## TASK STATEMENT
Go through the listing below and gather every line with the word "title".

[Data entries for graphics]
☆ ☆ ☆ ☆

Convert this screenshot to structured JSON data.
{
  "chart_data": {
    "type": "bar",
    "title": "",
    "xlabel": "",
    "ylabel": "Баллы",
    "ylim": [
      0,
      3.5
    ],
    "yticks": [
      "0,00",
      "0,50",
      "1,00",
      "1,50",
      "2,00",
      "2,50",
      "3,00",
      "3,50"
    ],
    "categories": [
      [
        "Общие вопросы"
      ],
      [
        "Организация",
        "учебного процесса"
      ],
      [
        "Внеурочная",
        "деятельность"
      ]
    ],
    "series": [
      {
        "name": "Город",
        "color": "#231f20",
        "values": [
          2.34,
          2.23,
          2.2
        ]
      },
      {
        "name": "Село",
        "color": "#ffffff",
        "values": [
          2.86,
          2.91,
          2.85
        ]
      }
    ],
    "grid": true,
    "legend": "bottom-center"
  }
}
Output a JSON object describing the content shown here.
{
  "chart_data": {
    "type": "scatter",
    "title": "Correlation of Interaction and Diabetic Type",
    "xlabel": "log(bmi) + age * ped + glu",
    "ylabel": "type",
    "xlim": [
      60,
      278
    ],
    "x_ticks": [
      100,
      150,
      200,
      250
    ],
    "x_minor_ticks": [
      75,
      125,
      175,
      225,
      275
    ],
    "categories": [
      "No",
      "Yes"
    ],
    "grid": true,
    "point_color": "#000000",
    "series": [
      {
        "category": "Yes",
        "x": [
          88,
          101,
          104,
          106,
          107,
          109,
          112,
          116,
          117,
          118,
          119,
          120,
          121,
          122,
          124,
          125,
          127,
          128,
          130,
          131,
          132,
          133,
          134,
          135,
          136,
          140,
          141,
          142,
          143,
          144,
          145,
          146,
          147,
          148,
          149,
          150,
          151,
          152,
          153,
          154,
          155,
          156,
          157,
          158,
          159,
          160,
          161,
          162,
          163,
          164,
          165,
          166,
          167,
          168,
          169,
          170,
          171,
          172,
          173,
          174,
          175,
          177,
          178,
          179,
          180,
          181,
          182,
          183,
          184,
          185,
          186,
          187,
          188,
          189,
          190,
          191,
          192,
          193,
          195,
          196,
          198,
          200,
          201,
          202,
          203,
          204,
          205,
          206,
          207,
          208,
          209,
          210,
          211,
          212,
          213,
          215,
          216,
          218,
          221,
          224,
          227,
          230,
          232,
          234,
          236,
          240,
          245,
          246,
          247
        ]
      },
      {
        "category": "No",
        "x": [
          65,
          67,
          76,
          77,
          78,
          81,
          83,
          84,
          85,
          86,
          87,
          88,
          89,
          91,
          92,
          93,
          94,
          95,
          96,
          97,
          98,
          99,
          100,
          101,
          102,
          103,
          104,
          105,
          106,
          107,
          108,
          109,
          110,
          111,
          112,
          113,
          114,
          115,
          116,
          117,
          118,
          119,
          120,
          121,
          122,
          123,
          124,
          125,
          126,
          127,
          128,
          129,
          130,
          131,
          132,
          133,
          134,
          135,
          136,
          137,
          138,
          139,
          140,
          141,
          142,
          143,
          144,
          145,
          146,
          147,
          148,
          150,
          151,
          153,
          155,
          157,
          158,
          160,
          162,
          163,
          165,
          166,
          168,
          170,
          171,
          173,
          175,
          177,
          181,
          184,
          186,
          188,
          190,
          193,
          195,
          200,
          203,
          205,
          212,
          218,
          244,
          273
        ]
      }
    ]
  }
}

☆ ☆ ☆ ☆

## SOLUTION TO THIS TASK
    "title": "",
    "title": "Correlation of Interaction and Diabetic Type",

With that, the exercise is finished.